DIRECTIONS: Each line of the data that includes the string "producto" is to be copied out.
┌─ SUPPLIED ENTRIES
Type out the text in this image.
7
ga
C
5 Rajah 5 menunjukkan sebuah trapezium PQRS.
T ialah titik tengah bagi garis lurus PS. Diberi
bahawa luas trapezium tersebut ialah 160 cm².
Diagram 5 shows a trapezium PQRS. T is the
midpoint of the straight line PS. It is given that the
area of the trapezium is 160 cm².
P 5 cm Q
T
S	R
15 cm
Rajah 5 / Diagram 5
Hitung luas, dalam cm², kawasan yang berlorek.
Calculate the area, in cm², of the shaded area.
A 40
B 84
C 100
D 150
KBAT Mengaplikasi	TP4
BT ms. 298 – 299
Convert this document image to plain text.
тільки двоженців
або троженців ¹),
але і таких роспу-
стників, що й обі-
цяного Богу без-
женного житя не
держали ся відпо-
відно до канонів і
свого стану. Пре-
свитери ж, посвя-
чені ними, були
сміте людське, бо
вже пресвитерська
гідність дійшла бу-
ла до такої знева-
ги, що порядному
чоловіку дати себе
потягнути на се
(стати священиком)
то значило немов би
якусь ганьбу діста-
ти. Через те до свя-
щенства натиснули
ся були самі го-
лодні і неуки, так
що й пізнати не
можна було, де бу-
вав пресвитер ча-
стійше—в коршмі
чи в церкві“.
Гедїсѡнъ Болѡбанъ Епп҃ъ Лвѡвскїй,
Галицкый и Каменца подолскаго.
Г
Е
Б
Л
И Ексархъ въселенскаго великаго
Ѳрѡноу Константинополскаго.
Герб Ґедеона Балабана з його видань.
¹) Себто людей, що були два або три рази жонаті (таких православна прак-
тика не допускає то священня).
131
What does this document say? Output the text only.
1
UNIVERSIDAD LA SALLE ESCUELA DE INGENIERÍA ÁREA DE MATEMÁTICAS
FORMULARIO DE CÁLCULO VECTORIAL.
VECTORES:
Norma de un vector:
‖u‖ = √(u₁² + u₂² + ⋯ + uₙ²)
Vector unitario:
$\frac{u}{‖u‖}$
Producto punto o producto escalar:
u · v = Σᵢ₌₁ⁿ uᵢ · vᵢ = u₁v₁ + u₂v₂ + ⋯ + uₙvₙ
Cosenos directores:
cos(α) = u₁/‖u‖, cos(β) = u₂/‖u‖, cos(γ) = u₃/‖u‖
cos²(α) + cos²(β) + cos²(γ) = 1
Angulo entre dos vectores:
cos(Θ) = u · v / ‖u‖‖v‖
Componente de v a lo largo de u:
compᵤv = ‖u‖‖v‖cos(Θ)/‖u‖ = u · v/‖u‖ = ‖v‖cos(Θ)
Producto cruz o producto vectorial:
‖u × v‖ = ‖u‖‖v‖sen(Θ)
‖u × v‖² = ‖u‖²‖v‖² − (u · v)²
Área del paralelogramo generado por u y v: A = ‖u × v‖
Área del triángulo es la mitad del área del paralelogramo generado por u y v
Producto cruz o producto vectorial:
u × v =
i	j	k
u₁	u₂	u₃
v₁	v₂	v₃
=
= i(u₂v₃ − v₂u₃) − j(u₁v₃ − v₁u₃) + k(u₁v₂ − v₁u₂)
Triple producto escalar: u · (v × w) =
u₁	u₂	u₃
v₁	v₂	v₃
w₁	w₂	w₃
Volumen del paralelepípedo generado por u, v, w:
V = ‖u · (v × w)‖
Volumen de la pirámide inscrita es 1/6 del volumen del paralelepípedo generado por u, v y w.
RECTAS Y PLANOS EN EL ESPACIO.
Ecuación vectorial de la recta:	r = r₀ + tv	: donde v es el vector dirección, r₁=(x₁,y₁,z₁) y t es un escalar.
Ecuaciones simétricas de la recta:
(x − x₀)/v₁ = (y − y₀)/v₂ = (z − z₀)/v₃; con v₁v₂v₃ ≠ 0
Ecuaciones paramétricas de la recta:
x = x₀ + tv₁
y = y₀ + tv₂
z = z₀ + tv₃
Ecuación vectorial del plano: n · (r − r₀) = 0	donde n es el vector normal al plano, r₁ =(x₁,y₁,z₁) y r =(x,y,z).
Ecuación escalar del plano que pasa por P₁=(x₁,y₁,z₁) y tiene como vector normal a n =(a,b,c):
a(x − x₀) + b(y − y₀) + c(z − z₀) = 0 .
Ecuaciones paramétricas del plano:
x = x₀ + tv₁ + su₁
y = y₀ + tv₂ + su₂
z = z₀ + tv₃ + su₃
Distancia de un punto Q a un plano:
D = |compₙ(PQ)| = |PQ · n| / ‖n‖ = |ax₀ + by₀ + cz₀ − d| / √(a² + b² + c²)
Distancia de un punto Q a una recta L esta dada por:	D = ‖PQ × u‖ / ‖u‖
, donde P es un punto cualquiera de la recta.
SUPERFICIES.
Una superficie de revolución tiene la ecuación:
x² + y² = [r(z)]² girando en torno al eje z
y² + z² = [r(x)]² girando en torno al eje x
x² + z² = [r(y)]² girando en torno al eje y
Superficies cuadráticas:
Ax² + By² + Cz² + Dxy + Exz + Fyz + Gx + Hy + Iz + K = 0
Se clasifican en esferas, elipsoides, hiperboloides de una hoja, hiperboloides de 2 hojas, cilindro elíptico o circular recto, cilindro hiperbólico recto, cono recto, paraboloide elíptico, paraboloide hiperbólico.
└─
EXERCISE RESULT:
Producto punto o producto escalar:
Producto cruz o producto vectorial:
Producto cruz o producto vectorial:
Triple producto escalar: u · (v × w) =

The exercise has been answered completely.